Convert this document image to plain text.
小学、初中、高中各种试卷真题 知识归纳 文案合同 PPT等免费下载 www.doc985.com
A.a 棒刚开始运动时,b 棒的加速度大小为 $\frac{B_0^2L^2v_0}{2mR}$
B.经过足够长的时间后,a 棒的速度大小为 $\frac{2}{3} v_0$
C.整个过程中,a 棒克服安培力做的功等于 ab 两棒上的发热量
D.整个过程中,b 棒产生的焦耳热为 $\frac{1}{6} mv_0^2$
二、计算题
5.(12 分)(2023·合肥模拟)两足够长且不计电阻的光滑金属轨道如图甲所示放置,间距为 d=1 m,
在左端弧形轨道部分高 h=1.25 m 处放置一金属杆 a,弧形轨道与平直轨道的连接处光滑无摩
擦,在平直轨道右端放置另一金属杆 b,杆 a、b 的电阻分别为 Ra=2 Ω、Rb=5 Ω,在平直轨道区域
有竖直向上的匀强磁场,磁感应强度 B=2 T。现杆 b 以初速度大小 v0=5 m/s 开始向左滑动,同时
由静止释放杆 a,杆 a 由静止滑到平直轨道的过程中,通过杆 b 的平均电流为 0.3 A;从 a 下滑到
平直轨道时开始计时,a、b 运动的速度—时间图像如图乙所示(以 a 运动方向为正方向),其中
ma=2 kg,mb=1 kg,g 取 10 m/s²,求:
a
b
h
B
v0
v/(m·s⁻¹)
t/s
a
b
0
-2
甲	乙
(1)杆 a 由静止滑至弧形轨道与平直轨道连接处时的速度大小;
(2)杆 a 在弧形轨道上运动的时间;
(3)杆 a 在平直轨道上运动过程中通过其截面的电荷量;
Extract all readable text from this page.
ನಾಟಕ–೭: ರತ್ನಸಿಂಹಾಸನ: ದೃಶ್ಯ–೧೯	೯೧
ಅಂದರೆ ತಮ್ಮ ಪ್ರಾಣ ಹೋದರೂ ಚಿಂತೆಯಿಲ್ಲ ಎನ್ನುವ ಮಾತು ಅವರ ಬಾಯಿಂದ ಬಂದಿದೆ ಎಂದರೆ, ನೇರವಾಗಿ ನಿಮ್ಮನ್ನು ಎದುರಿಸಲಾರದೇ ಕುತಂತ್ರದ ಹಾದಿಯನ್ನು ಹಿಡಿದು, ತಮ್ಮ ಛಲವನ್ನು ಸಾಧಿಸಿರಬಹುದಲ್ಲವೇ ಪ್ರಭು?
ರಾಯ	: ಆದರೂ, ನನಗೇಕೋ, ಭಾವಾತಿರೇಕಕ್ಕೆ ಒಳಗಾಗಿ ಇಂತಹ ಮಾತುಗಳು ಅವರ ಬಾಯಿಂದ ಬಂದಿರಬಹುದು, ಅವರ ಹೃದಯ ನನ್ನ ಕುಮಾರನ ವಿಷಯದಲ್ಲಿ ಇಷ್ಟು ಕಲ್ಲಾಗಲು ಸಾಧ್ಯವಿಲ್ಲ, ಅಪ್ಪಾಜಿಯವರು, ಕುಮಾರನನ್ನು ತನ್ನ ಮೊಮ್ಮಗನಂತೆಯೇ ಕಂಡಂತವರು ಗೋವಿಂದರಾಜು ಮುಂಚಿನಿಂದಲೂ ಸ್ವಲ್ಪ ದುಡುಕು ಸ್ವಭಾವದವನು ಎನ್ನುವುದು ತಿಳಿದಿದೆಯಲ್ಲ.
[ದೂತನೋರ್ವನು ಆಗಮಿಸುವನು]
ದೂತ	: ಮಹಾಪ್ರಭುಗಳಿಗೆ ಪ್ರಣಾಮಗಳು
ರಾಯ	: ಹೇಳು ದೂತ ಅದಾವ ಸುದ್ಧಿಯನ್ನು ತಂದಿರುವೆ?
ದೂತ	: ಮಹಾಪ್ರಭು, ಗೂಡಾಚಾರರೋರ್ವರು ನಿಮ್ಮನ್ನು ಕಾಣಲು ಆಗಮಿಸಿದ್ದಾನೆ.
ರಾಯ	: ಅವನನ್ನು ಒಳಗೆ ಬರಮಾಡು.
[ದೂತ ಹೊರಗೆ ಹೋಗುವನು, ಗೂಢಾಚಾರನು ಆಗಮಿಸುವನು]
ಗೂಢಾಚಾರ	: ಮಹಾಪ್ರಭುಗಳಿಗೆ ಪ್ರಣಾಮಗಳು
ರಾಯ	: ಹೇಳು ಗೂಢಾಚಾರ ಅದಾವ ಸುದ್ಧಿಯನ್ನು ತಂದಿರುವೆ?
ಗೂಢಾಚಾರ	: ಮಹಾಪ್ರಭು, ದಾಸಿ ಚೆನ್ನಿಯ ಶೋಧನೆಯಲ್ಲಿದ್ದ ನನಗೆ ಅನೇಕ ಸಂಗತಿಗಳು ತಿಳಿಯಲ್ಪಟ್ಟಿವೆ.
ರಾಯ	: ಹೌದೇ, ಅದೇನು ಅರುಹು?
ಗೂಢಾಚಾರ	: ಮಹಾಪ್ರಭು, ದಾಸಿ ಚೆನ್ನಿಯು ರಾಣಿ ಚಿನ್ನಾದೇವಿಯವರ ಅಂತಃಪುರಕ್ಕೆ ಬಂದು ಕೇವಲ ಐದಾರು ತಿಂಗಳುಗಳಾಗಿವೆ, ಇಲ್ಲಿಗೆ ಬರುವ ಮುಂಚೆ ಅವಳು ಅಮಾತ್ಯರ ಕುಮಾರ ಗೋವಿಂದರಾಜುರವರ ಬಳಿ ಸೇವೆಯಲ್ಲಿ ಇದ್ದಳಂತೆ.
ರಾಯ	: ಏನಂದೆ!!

◆ **DO THIS**
Every entry should be output exactly as written, please.

◆ **ANSWER TO THIS TASK**
Convert this document image to plain text.
小学、初中、高中各种试卷真题 知识归纳 文案合同 PPT等免费下载 www.doc985.com
A.a 棒刚开始运动时,b 棒的加速度大小为 $\frac{B_0^2L^2v_0}{2mR}$
B.经过足够长的时间后,a 棒的速度大小为 $\frac{2}{3} v_0$
C.整个过程中,a 棒克服安培力做的功等于 ab 两棒上的发热量
D.整个过程中,b 棒产生的焦耳热为 $\frac{1}{6} mv_0^2$
二、计算题
5.(12 分)(2023·合肥模拟)两足够长且不计电阻的光滑金属轨道如图甲所示放置,间距为 d=1 m,
在左端弧形轨道部分高 h=1.25 m 处放置一金属杆 a,弧形轨道与平直轨道的连接处光滑无摩
擦,在平直轨道右端放置另一金属杆 b,杆 a、b 的电阻分别为 Ra=2 Ω、Rb=5 Ω,在平直轨道区域
有竖直向上的匀强磁场,磁感应强度 B=2 T。现杆 b 以初速度大小 v0=5 m/s 开始向左滑动,同时
由静止释放杆 a,杆 a 由静止滑到平直轨道的过程中,通过杆 b 的平均电流为 0.3 A;从 a 下滑到
平直轨道时开始计时,a、b 运动的速度—时间图像如图乙所示(以 a 运动方向为正方向),其中
ma=2 kg,mb=1 kg,g 取 10 m/s²,求:
a
b
h
B
v0
v/(m·s⁻¹)
t/s
a
b
0
-2
甲	乙
(1)杆 a 由静止滑至弧形轨道与平直轨道连接处时的速度大小;
(2)杆 a 在弧形轨道上运动的时间;
(3)杆 a 在平直轨道上运动过程中通过其截面的电荷量;
Extract all readable text from this page.
ನಾಟಕ–೭: ರತ್ನಸಿಂಹಾಸನ: ದೃಶ್ಯ–೧೯	೯೧
ಅಂದರೆ ತಮ್ಮ ಪ್ರಾಣ ಹೋದರೂ ಚಿಂತೆಯಿಲ್ಲ ಎನ್ನುವ ಮಾತು ಅವರ ಬಾಯಿಂದ ಬಂದಿದೆ ಎಂದರೆ, ನೇರವಾಗಿ ನಿಮ್ಮನ್ನು ಎದುರಿಸಲಾರದೇ ಕುತಂತ್ರದ ಹಾದಿಯನ್ನು ಹಿಡಿದು, ತಮ್ಮ ಛಲವನ್ನು ಸಾಧಿಸಿರಬಹುದಲ್ಲವೇ ಪ್ರಭು?
ರಾಯ	: ಆದರೂ, ನನಗೇಕೋ, ಭಾವಾತಿರೇಕಕ್ಕೆ ಒಳಗಾಗಿ ಇಂತಹ ಮಾತುಗಳು ಅವರ ಬಾಯಿಂದ ಬಂದಿರಬಹುದು, ಅವರ ಹೃದಯ ನನ್ನ ಕುಮಾರನ ವಿಷಯದಲ್ಲಿ ಇಷ್ಟು ಕಲ್ಲಾಗಲು ಸಾಧ್ಯವಿಲ್ಲ, ಅಪ್ಪಾಜಿಯವರು, ಕುಮಾರನನ್ನು ತನ್ನ ಮೊಮ್ಮಗನಂತೆಯೇ ಕಂಡಂತವರು ಗೋವಿಂದರಾಜು ಮುಂಚಿನಿಂದಲೂ ಸ್ವಲ್ಪ ದುಡುಕು ಸ್ವಭಾವದವನು ಎನ್ನುವುದು ತಿಳಿದಿದೆಯಲ್ಲ.
[ದೂತನೋರ್ವನು ಆಗಮಿಸುವನು]
ದೂತ	: ಮಹಾಪ್ರಭುಗಳಿಗೆ ಪ್ರಣಾಮಗಳು
ರಾಯ	: ಹೇಳು ದೂತ ಅದಾವ ಸುದ್ಧಿಯನ್ನು ತಂದಿರುವೆ?
ದೂತ	: ಮಹಾಪ್ರಭು, ಗೂಡಾಚಾರರೋರ್ವರು ನಿಮ್ಮನ್ನು ಕಾಣಲು ಆಗಮಿಸಿದ್ದಾನೆ.
ರಾಯ	: ಅವನನ್ನು ಒಳಗೆ ಬರಮಾಡು.
[ದೂತ ಹೊರಗೆ ಹೋಗುವನು, ಗೂಢಾಚಾರನು ಆಗಮಿಸುವನು]
ಗೂಢಾಚಾರ	: ಮಹಾಪ್ರಭುಗಳಿಗೆ ಪ್ರಣಾಮಗಳು
ರಾಯ	: ಹೇಳು ಗೂಢಾಚಾರ ಅದಾವ ಸುದ್ಧಿಯನ್ನು ತಂದಿರುವೆ?
ಗೂಢಾಚಾರ	: ಮಹಾಪ್ರಭು, ದಾಸಿ ಚೆನ್ನಿಯ ಶೋಧನೆಯಲ್ಲಿದ್ದ ನನಗೆ ಅನೇಕ ಸಂಗತಿಗಳು ತಿಳಿಯಲ್ಪಟ್ಟಿವೆ.
ರಾಯ	: ಹೌದೇ, ಅದೇನು ಅರುಹು?
ಗೂಢಾಚಾರ	: ಮಹಾಪ್ರಭು, ದಾಸಿ ಚೆನ್ನಿಯು ರಾಣಿ ಚಿನ್ನಾದೇವಿಯವರ ಅಂತಃಪುರಕ್ಕೆ ಬಂದು ಕೇವಲ ಐದಾರು ತಿಂಗಳುಗಳಾಗಿವೆ, ಇಲ್ಲಿಗೆ ಬರುವ ಮುಂಚೆ ಅವಳು ಅಮಾತ್ಯರ ಕುಮಾರ ಗೋವಿಂದರಾಜುರವರ ಬಳಿ ಸೇವೆಯಲ್ಲಿ ಇದ್ದಳಂತೆ.
ರಾಯ	: ಏನಂದೆ!!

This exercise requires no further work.